Task:
Pull every line with the word "this" out of the entries below.

[start Task data]

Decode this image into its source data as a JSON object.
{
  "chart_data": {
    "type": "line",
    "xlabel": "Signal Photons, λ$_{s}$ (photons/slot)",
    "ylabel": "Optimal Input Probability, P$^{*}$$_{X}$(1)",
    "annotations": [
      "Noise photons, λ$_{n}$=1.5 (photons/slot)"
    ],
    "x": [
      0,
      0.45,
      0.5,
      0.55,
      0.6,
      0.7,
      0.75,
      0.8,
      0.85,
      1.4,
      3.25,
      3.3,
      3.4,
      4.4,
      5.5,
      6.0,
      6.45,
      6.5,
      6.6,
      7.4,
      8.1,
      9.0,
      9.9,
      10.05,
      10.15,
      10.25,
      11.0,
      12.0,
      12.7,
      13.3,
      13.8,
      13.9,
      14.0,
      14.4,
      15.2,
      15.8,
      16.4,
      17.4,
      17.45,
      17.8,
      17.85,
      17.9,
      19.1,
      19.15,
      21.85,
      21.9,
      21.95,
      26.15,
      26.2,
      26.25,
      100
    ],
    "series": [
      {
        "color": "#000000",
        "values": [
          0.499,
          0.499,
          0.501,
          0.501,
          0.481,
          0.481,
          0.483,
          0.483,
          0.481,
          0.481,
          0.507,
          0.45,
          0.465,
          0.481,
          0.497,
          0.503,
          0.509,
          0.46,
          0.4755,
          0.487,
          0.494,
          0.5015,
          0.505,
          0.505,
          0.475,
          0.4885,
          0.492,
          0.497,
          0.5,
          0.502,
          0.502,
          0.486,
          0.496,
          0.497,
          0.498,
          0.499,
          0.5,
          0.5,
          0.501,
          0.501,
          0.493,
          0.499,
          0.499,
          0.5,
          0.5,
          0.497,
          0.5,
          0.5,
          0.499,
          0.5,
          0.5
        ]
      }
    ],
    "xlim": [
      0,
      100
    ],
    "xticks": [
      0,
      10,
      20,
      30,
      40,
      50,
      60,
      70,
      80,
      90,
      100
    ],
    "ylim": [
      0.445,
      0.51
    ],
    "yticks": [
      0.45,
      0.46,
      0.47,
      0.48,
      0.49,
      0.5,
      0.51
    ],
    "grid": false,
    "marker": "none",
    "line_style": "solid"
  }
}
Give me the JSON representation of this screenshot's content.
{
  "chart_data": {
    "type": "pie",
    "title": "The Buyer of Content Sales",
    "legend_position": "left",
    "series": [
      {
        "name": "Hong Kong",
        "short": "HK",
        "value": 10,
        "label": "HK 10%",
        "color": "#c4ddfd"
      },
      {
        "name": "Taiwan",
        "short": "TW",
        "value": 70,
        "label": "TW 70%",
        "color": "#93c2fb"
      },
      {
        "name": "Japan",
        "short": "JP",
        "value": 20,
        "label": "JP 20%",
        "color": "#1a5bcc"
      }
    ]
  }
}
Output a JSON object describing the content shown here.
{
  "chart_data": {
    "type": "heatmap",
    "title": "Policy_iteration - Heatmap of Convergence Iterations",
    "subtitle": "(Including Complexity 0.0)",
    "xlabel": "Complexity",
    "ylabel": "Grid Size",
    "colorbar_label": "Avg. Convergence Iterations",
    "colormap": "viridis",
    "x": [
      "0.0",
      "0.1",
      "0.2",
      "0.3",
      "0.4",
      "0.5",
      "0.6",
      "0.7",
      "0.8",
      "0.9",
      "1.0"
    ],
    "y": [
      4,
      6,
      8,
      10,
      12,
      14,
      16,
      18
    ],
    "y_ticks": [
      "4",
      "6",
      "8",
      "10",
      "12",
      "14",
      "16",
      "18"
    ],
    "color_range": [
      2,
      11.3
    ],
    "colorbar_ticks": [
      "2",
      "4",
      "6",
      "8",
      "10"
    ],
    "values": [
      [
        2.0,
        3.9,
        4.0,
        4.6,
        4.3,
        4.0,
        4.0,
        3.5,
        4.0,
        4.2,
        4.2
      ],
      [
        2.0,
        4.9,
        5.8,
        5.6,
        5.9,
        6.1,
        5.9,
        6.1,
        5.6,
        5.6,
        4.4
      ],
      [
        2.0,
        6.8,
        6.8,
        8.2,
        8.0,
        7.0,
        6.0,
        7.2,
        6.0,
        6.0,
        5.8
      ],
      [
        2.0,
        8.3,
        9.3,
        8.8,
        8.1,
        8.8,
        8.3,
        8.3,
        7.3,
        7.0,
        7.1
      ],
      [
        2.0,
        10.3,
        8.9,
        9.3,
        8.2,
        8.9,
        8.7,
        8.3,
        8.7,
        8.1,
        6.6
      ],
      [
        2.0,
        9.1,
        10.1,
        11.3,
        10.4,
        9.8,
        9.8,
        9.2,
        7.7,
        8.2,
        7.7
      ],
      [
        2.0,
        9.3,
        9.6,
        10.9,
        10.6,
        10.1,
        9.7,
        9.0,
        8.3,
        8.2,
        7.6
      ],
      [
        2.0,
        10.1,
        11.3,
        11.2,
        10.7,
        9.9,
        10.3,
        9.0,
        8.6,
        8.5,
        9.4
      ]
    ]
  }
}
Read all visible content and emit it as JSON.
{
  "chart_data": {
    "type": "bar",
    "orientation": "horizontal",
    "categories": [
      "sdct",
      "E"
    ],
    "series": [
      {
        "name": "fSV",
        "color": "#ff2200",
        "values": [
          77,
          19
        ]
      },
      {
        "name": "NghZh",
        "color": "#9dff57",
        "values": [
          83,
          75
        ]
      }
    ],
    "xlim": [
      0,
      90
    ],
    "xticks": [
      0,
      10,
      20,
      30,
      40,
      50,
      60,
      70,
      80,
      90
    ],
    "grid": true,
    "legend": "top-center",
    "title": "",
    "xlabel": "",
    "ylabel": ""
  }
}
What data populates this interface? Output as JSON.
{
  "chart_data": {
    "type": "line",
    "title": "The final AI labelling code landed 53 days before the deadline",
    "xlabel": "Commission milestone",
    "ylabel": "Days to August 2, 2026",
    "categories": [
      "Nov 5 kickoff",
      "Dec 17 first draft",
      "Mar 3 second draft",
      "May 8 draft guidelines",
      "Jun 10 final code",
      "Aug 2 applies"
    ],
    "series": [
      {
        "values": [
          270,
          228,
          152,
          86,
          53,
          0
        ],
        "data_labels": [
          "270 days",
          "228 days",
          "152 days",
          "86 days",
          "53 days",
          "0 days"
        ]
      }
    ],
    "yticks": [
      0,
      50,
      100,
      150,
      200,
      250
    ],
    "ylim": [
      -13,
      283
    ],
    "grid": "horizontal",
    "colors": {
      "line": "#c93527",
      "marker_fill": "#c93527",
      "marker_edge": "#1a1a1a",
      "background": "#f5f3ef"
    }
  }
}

[end Task data]

Output of the exercise:
Decode this image into its source data as a JSON object.
Give me the JSON representation of this screenshot's content.
What data populates this interface? Output as JSON.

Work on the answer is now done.